Document text:
·····

The 1974 Nobel Prize in Literature was awarded jointly to Swedish authors Eyvind Johnson (1900–1976) "for a narrative art, farseeing in lands and ages, in the service of freedom" and Harry Martinson (1904–1978) "for writings that catch the dewdrop and reflect the cosmos." The winners were announced in October 1974 by Karl Ragnar Gierow, permanent secretary of the Swedish Academy, and later sparked heavy criticisms from the literary world.

At the award ceremony on 10 December 1974, Karl Ragnar Gierow of the Swedish Academy said that Johnson and Martinson

It is the fourth (after 1904, 1917, and 1966), and as of yet last, occasion when the Nobel Prize in Literature has been shared between two individuals.

Laureates

Eyvind Johnson

Individual, moral, societal, and political issues are the recurring themes in Eyvind Johnson's literary works. De fyra främlingarna ("The Four Strangers"), a collection of short stories, served as his literary debut in 1924. Romanen om Olof ("The Novel about Olof"), his four autobiographical novels that appeared between 1934 and 1937, is regarded as one of his most important works. In the trilogy about Krilon (1941–1943), in which the world is represented allegorically, he took a strong stand against fascism and nazism of his day. His other famous works include Strändernas svall ("Return to Ithaca", 1946), Drömmar om rosor och eld ("Dreams of Roses and Fire", 1949), and Hans nådes tid ("The Days of His Grace", 1960).

·····

Goal 1: In the passage on the 1974 Nobel Prize in Literature, rewrite the part that begins at the words "It is the fourth" and ends after "between two individuals.", swapping "two individuals" for "two writers".

Material provided:
·····

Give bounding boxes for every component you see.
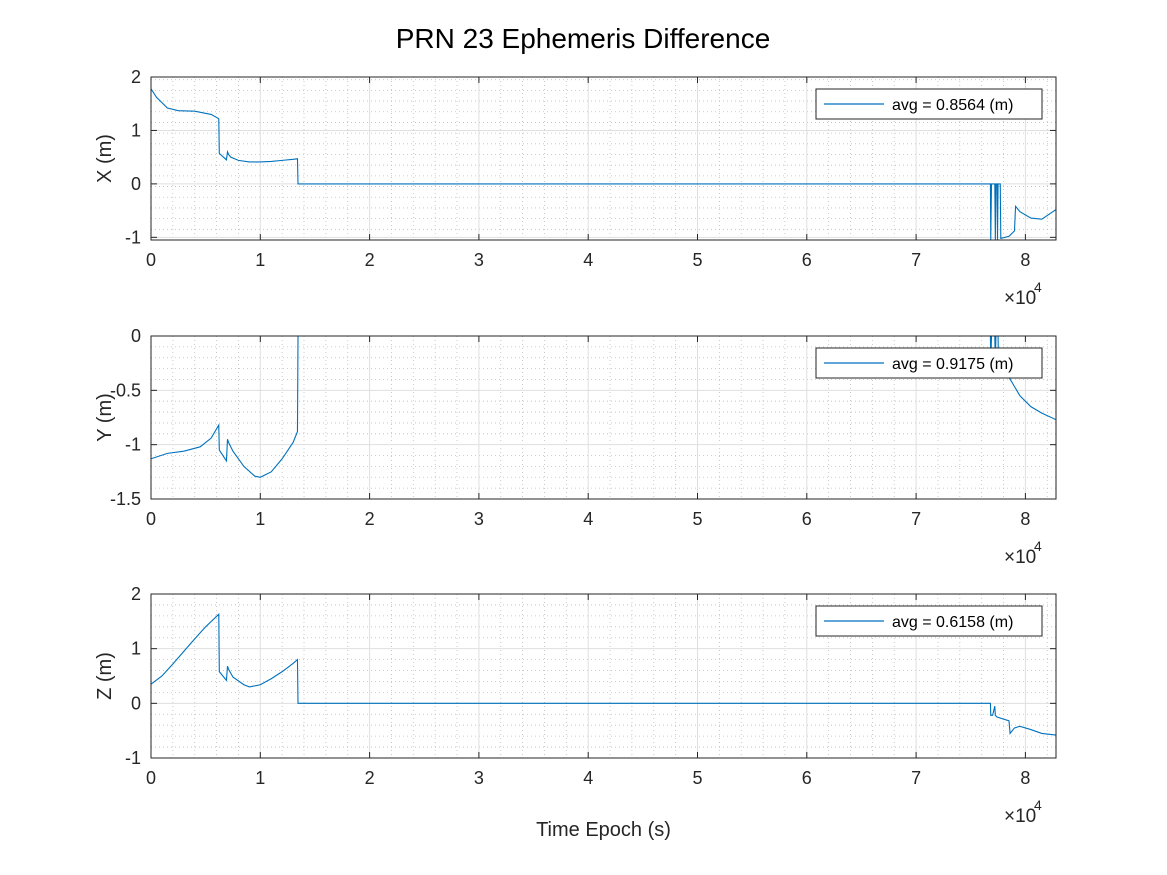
x-exponent-power: 4	[1034, 538, 1042, 554]
x-tick-label: 1	[255, 509, 265, 529]
x-tick-label: 6	[802, 250, 812, 270]
x-tick-label: 5	[692, 250, 702, 270]
y-axis-label-x: X (m)	[94, 134, 116, 183]
x-tick-label: 3	[474, 509, 484, 529]
y-tick-label: -1	[125, 435, 141, 455]
y-tick-label: 1	[131, 120, 141, 140]
legend-entry: avg = 0.8564 (m)	[892, 97, 1013, 114]
y-axis-label-z: Z (m)	[94, 652, 116, 700]
legend-entry: avg = 0.6158 (m)	[892, 614, 1013, 631]
x-tick-label: 7	[911, 250, 921, 270]
y-axis-label-y: Y (m)	[94, 393, 116, 442]
y-tick-label: -1	[125, 227, 141, 247]
x-exponent-label: ×10	[1004, 806, 1036, 827]
x-tick-label: 0	[146, 768, 156, 788]
x-tick-label: 3	[474, 250, 484, 270]
y-tick-label: 0	[131, 174, 141, 194]
x-tick-label: 1	[255, 768, 265, 788]
x-tick-label: 1	[255, 250, 265, 270]
x-tick-label: 2	[365, 768, 375, 788]
x-tick-label: 8	[1020, 250, 1030, 270]
x-tick-label: 2	[365, 509, 375, 529]
y-tick-label: 2	[131, 67, 141, 87]
y-tick-label: 0	[131, 693, 141, 713]
axes-box-x	[150, 76, 1057, 241]
x-tick-label: 8	[1020, 768, 1030, 788]
x-tick-label: 6	[802, 509, 812, 529]
x-exponent-label: ×10	[1004, 288, 1036, 309]
x-tick-label: 0	[146, 250, 156, 270]
x-tick-label: 4	[583, 509, 593, 529]
x-tick-label: 5	[692, 768, 702, 788]
legend-y: avg = 0.9175 (m)	[815, 347, 1043, 379]
y-tick-label: -1.5	[110, 489, 141, 509]
y-tick-label: -0.5	[110, 380, 141, 400]
y-tick-label: 1	[131, 639, 141, 659]
x-tick-label: 4	[583, 250, 593, 270]
y-tick-label: -1	[125, 748, 141, 768]
x-exponent-power: 4	[1034, 279, 1042, 295]
x-exponent-power: 4	[1034, 797, 1042, 813]
y-tick-label: 2	[131, 584, 141, 604]
x-tick-label: 5	[692, 509, 702, 529]
x-tick-label: 0	[146, 509, 156, 529]
x-exponent-label: ×10	[1004, 547, 1036, 568]
minor-grid-z	[151, 594, 1056, 758]
legend-box	[815, 347, 1043, 379]
x-tick-label: 7	[911, 768, 921, 788]
x-tick-label: 8	[1020, 509, 1030, 529]
legend-z: avg = 0.6158 (m)	[815, 605, 1043, 637]
axes-box-z	[150, 593, 1057, 759]
series-line-z	[151, 612, 1056, 736]
figure-title: PRN 23 Ephemeris Difference	[396, 23, 771, 54]
series-line-x	[151, 88, 1056, 240]
legend-entry: avg = 0.9175 (m)	[892, 356, 1013, 373]
x-tick-label: 4	[583, 768, 593, 788]
x-axis-label: Time Epoch (s)	[536, 819, 671, 841]
x-tick-label: 7	[911, 509, 921, 529]
axes-box-y	[150, 335, 1057, 500]
y-tick-label: 0	[131, 326, 141, 346]
minor-grid-y	[151, 336, 1056, 499]
legend-x: avg = 0.8564 (m)	[815, 88, 1043, 120]
x-tick-label: 2	[365, 250, 375, 270]
x-tick-label: 6	[802, 768, 812, 788]
x-tick-label: 3	[474, 768, 484, 788]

·····

Goal 2: Reproduce the listing word for word, beginning at the line that contains "538, 1042, 554]" and stopping after the line that contains "768, 375, 788]".

Worked solution 1:
It is the fourth (after 1904, 1917, and 1966), and as of yet last, occasion when the Nobel Prize in Literature has been shared between two writers.

Worked solution 2:
x-exponent-power: 4	[1034, 538, 1042, 554]
x-tick-label: 1	[255, 509, 265, 529]
x-tick-label: 6	[802, 250, 812, 270]
x-tick-label: 5	[692, 250, 702, 270]
y-axis-label-x: X (m)	[94, 134, 116, 183]
x-tick-label: 3	[474, 509, 484, 529]
y-tick-label: -1	[125, 435, 141, 455]
y-tick-label: 1	[131, 120, 141, 140]
legend-entry: avg = 0.8564 (m)	[892, 97, 1013, 114]
y-axis-label-z: Z (m)	[94, 652, 116, 700]
legend-entry: avg = 0.6158 (m)	[892, 614, 1013, 631]
x-tick-label: 7	[911, 250, 921, 270]
y-axis-label-y: Y (m)	[94, 393, 116, 442]
y-tick-label: -1	[125, 227, 141, 247]
x-exponent-label: ×10	[1004, 806, 1036, 827]
x-tick-label: 0	[146, 768, 156, 788]
x-tick-label: 3	[474, 250, 484, 270]
y-tick-label: 0	[131, 174, 141, 194]
x-tick-label: 1	[255, 768, 265, 788]
x-tick-label: 1	[255, 250, 265, 270]
x-tick-label: 2	[365, 768, 375, 788]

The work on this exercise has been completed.